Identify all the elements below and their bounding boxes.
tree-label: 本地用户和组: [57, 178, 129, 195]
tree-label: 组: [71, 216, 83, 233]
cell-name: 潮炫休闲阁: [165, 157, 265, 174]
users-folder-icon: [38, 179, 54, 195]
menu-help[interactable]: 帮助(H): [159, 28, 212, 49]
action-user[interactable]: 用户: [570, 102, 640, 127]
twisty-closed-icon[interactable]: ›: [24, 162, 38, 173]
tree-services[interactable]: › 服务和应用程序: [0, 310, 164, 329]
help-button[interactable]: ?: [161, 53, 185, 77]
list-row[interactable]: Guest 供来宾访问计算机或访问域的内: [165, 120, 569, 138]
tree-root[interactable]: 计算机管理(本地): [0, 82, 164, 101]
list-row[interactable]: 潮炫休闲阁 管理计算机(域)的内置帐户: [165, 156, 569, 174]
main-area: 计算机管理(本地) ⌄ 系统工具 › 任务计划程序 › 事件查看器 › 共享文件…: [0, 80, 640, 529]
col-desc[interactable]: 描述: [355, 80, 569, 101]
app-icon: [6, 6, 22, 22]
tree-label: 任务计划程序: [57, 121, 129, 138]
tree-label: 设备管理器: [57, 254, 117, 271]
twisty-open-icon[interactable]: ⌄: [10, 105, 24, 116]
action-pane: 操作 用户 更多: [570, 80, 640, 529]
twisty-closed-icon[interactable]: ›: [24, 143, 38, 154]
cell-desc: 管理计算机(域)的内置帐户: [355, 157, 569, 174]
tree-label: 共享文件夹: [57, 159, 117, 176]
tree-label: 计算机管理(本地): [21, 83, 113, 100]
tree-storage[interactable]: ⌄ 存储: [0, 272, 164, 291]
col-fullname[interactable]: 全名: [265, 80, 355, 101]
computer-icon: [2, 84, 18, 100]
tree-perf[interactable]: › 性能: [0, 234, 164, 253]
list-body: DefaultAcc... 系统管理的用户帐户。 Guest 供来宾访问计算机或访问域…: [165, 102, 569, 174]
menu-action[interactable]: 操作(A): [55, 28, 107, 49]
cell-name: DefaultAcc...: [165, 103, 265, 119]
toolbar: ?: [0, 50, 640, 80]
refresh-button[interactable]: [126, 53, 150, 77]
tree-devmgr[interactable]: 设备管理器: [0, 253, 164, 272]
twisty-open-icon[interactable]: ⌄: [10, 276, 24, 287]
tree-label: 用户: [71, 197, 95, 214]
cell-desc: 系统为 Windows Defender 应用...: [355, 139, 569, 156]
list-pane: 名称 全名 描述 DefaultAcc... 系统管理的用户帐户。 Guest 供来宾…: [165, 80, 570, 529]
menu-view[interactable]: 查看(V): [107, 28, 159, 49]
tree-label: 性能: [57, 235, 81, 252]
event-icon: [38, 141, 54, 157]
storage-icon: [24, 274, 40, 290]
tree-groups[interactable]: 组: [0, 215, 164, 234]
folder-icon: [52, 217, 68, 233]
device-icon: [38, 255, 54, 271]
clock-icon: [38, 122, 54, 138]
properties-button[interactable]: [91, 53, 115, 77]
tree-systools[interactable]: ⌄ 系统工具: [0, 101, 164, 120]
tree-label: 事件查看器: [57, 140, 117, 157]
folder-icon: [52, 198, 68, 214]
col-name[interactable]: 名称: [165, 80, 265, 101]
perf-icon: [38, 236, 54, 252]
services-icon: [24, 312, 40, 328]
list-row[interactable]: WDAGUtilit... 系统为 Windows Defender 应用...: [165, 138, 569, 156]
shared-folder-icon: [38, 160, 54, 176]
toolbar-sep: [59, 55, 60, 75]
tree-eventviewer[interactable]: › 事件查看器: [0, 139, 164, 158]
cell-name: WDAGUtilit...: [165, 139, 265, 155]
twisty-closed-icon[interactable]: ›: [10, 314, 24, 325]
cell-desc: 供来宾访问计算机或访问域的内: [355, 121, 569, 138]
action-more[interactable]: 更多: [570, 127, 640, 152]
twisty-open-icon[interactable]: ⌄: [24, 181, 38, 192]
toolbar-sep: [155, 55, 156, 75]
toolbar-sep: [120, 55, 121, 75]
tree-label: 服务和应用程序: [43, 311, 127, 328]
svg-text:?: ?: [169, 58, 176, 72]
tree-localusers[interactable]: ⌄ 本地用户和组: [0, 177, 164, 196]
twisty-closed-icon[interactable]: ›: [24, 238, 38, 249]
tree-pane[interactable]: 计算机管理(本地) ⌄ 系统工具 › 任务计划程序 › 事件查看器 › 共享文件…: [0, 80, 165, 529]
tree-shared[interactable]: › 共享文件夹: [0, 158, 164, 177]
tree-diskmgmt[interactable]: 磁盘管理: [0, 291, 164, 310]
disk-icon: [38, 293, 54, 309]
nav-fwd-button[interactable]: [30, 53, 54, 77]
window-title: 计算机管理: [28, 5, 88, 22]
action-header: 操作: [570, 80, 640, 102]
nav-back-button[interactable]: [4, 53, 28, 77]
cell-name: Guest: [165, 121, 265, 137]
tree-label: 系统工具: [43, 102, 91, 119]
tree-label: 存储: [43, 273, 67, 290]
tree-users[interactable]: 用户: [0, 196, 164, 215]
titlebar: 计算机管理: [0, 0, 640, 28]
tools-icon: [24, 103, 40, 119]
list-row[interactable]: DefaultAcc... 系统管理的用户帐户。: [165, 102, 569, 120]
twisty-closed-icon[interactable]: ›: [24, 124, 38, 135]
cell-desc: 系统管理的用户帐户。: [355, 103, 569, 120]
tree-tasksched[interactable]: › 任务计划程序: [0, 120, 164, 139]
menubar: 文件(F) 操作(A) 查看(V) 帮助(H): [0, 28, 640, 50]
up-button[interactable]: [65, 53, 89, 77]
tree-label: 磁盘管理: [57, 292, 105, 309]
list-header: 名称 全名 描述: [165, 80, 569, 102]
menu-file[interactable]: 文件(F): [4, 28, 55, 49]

Written problem:
Please find every line in the rows above that contains the string "list" and copy each one out.

Task answer:
list-row[interactable]: Guest 供来宾访问计算机或访问域的内: [165, 120, 569, 138]
list-row[interactable]: 潮炫休闲阁 管理计算机(域)的内置帐户: [165, 156, 569, 174]
list-body: DefaultAcc... 系统管理的用户帐户。 Guest 供来宾访问计算机或访问域…: [165, 102, 569, 174]
list-pane: 名称 全名 描述 DefaultAcc... 系统管理的用户帐户。 Guest 供来宾…: [165, 80, 570, 529]
list-row[interactable]: WDAGUtilit... 系统为 Windows Defender 应用...: [165, 138, 569, 156]
list-row[interactable]: DefaultAcc... 系统管理的用户帐户。: [165, 102, 569, 120]
list-header: 名称 全名 描述: [165, 80, 569, 102]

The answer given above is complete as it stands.